**Your goal:** In the listing below, locate the lines bearing the word "Magnetic". Copy every one of them.

====== Task input ======

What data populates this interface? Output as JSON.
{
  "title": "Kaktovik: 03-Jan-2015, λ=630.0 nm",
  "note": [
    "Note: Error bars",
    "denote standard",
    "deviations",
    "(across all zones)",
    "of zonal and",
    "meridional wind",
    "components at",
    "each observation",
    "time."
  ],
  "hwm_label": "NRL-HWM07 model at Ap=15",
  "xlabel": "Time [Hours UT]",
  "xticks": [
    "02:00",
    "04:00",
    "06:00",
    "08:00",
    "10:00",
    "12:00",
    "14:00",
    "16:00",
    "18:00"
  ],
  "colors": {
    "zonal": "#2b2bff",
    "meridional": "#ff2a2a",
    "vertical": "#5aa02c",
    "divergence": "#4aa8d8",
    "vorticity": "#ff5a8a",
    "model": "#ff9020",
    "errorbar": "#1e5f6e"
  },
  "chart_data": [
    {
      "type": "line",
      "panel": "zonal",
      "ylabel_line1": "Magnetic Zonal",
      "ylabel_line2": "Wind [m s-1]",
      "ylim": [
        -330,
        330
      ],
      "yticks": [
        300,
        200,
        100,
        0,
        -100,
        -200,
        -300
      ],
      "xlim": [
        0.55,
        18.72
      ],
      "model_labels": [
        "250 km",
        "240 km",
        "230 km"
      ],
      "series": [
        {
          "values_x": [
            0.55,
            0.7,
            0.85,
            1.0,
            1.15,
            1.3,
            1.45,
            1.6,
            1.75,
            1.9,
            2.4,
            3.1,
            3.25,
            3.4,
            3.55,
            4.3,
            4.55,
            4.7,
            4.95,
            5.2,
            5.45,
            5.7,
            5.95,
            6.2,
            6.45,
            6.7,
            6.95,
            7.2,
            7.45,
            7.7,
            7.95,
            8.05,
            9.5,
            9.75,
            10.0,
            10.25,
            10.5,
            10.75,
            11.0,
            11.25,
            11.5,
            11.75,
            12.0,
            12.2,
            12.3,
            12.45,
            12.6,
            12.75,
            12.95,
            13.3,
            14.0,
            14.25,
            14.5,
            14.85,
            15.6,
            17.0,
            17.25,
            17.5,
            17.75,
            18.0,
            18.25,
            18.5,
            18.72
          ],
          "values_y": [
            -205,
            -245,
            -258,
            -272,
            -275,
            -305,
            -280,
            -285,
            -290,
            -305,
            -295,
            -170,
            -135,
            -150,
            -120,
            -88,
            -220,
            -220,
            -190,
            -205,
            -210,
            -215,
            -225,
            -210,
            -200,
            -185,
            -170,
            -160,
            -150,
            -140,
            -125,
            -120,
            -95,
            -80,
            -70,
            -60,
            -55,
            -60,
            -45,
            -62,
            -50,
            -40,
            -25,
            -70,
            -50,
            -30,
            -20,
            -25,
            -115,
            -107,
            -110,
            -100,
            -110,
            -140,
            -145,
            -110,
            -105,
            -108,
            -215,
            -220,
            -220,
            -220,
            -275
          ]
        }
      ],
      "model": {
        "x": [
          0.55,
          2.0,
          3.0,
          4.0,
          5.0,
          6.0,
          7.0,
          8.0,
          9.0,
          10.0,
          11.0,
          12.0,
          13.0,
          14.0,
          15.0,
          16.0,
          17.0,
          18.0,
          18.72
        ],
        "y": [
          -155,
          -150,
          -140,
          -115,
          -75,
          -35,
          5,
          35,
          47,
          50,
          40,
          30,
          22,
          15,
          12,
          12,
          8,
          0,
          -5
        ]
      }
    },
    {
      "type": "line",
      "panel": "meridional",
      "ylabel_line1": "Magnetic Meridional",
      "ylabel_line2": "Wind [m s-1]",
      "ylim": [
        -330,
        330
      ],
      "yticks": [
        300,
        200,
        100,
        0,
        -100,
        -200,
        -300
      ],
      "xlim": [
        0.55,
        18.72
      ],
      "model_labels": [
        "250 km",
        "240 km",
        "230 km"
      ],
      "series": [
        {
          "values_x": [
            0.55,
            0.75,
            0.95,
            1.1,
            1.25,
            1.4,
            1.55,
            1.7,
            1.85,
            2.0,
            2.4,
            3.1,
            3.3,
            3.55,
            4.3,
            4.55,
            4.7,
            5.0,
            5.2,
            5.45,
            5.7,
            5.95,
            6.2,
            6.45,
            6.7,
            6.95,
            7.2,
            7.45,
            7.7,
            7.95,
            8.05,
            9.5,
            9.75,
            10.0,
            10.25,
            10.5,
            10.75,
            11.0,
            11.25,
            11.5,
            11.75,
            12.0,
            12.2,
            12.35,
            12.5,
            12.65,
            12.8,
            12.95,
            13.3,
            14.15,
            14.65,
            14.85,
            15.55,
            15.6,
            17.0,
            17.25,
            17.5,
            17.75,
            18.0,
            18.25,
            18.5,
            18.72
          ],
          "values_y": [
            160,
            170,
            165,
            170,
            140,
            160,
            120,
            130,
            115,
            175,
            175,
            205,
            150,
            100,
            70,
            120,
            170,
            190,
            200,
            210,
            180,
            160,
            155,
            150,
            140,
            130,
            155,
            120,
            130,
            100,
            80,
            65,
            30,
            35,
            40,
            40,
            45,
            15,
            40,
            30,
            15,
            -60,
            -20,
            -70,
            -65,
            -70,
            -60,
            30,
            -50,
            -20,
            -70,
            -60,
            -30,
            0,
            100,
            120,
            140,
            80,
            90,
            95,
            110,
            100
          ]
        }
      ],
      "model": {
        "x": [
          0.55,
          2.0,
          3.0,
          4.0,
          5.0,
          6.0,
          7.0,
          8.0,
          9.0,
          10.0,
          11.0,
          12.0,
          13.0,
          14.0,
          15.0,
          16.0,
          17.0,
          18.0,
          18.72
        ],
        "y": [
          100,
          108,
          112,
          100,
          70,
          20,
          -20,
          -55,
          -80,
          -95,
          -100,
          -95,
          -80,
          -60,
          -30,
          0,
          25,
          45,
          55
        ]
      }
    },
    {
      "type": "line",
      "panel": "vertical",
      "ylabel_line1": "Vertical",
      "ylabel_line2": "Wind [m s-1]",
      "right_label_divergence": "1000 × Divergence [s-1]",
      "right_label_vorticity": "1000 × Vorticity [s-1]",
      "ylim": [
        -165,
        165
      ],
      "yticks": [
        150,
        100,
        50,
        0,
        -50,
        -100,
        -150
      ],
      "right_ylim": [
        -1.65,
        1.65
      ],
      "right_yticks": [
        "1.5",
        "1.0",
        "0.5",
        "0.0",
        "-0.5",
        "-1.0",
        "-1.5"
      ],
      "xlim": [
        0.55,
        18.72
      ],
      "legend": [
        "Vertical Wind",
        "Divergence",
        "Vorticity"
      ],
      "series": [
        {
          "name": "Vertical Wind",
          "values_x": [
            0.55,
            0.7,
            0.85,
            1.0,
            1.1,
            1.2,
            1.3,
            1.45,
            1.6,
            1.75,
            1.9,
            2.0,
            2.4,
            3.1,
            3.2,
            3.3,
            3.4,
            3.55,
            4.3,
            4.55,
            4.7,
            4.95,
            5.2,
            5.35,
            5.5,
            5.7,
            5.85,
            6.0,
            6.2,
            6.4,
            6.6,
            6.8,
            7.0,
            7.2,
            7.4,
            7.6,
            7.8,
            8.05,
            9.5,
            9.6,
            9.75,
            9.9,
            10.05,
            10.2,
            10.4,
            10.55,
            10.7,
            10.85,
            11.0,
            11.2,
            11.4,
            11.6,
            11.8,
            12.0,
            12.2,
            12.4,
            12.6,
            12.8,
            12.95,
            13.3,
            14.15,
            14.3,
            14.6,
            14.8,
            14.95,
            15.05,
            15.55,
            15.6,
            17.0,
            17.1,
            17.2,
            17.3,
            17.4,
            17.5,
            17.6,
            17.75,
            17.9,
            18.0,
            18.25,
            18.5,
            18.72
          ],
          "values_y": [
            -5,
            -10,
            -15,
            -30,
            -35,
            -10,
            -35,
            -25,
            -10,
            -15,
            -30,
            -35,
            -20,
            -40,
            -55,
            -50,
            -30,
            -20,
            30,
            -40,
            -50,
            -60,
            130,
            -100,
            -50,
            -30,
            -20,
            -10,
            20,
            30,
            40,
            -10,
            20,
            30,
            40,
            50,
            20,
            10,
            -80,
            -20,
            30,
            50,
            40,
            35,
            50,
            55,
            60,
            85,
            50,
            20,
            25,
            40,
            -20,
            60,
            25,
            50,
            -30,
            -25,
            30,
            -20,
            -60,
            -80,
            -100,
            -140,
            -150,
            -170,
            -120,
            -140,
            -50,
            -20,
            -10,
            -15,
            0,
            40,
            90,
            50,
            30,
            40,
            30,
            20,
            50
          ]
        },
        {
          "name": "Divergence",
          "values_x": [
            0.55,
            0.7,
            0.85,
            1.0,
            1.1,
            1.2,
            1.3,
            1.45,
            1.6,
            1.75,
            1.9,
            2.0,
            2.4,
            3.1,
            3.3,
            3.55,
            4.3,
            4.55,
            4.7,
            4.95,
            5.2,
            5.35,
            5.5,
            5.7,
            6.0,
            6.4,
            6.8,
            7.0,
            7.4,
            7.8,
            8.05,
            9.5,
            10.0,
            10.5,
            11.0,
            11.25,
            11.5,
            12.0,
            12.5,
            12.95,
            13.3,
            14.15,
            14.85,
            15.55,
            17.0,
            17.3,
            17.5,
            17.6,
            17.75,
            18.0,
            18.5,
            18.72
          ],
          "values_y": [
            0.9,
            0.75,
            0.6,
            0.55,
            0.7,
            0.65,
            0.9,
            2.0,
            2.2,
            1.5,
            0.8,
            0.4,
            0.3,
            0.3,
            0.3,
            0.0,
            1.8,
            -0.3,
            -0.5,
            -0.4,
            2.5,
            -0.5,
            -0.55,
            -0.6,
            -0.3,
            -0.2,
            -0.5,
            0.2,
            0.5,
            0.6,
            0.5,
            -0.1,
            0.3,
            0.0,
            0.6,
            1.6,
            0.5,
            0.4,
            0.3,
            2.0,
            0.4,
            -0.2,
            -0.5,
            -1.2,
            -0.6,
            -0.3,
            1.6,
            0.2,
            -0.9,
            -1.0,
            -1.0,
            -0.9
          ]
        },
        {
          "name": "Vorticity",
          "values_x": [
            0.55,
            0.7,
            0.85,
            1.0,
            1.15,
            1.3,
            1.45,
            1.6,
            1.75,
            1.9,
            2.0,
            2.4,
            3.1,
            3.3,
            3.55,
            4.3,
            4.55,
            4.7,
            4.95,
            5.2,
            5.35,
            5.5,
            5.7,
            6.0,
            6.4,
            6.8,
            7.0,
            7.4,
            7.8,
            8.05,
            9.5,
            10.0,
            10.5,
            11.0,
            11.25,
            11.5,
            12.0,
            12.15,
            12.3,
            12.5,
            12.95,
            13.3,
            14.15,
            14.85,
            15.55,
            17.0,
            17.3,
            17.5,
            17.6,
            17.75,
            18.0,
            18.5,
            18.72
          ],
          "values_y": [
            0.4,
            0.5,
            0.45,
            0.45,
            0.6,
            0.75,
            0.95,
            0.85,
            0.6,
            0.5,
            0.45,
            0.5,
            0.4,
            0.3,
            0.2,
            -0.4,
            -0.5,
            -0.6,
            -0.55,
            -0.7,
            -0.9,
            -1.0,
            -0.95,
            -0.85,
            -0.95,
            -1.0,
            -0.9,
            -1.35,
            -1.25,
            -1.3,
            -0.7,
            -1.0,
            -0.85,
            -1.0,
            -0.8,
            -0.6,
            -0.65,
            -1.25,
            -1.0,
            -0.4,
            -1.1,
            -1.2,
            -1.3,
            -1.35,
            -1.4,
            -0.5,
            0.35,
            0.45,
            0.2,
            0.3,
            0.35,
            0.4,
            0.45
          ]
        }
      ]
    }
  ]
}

======

**Output for this task:**
      "ylabel_line1": "Magnetic Zonal",
      "ylabel_line1": "Magnetic Meridional",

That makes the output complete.